▸ **Information given**
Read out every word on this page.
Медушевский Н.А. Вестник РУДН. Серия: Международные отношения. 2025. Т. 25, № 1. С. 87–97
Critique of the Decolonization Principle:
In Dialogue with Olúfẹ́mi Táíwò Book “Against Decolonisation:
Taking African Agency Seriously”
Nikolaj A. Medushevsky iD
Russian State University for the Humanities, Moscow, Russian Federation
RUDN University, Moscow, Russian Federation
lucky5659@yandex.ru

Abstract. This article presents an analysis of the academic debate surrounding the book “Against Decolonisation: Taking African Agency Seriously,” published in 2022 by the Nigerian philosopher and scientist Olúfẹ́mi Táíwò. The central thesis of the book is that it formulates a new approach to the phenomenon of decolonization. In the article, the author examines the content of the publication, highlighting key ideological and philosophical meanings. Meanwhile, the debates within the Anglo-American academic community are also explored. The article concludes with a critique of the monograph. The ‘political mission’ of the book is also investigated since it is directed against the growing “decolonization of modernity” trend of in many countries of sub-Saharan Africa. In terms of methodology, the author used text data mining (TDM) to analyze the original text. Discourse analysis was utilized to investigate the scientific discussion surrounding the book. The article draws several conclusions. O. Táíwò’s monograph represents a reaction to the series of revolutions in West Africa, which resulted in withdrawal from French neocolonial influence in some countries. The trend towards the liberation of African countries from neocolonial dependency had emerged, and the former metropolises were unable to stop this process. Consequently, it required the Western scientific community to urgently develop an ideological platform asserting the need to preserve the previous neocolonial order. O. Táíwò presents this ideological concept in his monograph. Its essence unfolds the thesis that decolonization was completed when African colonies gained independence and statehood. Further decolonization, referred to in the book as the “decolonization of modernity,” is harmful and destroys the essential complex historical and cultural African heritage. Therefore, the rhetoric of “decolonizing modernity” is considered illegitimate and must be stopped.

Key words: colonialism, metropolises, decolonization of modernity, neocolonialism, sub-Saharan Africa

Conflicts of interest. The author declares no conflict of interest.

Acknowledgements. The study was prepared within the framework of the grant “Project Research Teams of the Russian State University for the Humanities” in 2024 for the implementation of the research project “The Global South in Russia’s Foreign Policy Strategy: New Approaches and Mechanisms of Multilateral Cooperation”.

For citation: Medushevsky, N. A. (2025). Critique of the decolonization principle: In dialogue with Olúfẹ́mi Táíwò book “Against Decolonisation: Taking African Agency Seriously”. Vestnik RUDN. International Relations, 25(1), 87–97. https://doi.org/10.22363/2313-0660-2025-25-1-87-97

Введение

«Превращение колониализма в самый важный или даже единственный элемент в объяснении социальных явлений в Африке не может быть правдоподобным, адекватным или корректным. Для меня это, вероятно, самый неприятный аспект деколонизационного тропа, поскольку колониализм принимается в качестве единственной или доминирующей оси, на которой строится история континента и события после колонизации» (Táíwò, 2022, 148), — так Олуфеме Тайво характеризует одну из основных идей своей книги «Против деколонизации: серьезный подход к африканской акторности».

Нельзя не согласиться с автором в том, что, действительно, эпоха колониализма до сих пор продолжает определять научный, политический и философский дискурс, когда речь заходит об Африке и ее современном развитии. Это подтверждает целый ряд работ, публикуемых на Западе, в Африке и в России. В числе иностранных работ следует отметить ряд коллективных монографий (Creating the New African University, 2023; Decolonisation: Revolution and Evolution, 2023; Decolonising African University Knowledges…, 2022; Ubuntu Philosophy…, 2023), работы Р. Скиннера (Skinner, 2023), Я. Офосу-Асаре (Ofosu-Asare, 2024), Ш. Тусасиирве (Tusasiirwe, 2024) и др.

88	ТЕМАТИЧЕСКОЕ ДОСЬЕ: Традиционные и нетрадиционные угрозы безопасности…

▸ **The task**
Extract every line that has the string "Federation" in it.

▸ **Answer**
Russian State University for the Humanities, Moscow, Russian Federation
RUDN University, Moscow, Russian Federation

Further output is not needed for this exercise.